● **What to produce**
Check each line of the listing below for the word "name" and say how many lines have it. Nothing else should be written.

________

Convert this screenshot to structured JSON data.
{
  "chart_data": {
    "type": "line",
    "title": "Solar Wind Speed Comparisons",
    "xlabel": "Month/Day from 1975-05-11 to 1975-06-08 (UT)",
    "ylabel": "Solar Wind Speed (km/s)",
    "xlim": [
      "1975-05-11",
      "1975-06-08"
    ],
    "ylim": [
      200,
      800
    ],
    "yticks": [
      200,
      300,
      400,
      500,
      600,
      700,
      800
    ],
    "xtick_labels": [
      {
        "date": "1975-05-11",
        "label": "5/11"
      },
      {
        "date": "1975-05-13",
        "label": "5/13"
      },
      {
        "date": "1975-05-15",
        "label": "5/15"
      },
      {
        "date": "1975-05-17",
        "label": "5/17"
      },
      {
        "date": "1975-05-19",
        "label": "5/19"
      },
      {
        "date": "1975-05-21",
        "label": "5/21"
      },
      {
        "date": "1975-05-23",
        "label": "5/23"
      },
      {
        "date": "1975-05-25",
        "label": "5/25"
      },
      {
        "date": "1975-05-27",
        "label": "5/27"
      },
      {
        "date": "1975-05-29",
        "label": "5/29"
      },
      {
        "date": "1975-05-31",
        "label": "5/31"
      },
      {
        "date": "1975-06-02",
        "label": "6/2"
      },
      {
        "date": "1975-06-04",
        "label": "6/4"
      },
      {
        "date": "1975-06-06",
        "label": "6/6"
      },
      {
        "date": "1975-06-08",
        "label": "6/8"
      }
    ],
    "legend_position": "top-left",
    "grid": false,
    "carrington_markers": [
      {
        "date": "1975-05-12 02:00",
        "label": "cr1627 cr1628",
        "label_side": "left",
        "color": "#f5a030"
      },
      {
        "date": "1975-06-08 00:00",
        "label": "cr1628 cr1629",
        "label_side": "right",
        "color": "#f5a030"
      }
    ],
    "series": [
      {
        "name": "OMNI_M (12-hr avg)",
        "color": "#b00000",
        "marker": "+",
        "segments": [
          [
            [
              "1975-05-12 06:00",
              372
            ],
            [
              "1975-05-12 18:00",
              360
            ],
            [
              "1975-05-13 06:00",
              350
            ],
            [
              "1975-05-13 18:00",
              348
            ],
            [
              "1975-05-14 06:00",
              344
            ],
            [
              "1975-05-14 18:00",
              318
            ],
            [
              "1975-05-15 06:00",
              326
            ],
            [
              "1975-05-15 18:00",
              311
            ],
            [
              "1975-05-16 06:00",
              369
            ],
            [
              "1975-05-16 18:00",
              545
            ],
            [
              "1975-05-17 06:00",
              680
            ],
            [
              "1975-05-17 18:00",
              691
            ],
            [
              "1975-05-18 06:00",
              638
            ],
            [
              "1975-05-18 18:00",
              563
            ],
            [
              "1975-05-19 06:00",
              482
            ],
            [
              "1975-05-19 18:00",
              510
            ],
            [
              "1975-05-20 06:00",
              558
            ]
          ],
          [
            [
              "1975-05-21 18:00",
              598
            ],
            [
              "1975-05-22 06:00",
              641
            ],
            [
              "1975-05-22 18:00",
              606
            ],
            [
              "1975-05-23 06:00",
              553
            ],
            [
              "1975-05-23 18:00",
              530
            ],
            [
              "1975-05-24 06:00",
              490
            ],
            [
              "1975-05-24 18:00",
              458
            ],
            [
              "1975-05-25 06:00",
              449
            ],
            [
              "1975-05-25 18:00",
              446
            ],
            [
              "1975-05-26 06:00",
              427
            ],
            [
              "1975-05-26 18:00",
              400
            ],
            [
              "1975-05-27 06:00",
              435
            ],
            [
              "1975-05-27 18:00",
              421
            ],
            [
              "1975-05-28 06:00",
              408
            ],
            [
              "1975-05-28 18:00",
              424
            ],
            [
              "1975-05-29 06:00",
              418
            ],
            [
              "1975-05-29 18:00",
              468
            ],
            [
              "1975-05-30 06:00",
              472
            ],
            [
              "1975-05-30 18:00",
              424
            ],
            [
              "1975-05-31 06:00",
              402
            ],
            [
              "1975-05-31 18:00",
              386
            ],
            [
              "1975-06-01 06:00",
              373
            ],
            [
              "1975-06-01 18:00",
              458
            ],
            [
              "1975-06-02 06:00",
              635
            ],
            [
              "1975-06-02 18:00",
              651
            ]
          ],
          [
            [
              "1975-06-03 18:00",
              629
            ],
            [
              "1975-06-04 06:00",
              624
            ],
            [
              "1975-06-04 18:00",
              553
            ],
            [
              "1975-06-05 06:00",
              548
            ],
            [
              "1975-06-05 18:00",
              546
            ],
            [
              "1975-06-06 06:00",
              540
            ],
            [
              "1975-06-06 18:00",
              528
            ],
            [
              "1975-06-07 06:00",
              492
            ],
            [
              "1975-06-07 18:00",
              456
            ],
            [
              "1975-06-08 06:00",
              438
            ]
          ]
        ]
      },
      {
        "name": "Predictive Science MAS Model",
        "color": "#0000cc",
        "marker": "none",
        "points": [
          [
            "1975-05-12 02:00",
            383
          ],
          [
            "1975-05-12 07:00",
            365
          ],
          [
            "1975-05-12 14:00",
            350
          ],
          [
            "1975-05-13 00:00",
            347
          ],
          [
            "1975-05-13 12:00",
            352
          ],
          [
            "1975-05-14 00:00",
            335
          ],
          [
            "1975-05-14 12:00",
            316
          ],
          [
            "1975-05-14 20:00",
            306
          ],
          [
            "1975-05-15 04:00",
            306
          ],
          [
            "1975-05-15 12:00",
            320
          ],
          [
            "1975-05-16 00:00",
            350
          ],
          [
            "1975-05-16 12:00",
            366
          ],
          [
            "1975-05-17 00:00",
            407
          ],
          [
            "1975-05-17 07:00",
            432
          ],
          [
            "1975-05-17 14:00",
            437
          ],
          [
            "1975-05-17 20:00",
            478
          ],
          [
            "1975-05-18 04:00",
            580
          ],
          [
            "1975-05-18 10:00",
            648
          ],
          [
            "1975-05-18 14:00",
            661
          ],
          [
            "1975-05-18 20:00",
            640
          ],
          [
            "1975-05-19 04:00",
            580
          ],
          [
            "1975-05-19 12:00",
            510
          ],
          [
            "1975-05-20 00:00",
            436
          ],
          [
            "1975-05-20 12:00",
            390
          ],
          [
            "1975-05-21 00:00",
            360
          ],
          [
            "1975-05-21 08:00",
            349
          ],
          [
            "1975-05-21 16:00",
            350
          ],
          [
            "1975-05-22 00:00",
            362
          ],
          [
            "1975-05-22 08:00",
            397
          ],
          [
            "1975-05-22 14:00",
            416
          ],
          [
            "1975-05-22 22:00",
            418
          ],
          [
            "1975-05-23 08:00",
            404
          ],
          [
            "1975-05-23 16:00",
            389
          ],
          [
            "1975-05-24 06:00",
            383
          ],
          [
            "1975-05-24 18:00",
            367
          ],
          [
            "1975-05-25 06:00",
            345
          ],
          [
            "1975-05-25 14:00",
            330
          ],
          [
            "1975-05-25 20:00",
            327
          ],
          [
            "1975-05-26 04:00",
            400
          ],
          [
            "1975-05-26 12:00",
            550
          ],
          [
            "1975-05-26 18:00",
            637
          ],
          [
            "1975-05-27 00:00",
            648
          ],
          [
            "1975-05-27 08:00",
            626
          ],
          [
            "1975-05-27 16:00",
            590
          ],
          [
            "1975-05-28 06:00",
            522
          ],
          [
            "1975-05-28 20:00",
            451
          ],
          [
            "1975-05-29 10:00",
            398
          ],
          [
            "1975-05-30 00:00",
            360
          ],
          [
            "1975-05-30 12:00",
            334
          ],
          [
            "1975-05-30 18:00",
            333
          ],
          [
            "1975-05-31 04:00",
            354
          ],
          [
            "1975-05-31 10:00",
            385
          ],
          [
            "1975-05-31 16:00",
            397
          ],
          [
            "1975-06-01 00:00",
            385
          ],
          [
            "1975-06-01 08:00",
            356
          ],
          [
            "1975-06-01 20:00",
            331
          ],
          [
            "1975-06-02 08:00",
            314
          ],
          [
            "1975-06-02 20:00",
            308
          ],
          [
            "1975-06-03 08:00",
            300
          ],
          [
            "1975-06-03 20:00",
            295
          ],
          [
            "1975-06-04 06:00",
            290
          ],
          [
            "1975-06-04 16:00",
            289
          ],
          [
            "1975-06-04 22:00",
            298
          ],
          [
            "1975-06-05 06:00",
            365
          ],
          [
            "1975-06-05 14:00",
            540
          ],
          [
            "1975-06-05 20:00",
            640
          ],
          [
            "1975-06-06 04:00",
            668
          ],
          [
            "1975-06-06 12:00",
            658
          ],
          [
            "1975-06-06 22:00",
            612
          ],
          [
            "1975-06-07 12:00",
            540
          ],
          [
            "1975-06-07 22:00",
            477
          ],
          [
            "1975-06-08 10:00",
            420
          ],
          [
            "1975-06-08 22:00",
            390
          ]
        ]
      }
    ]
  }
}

________

● **Output**
2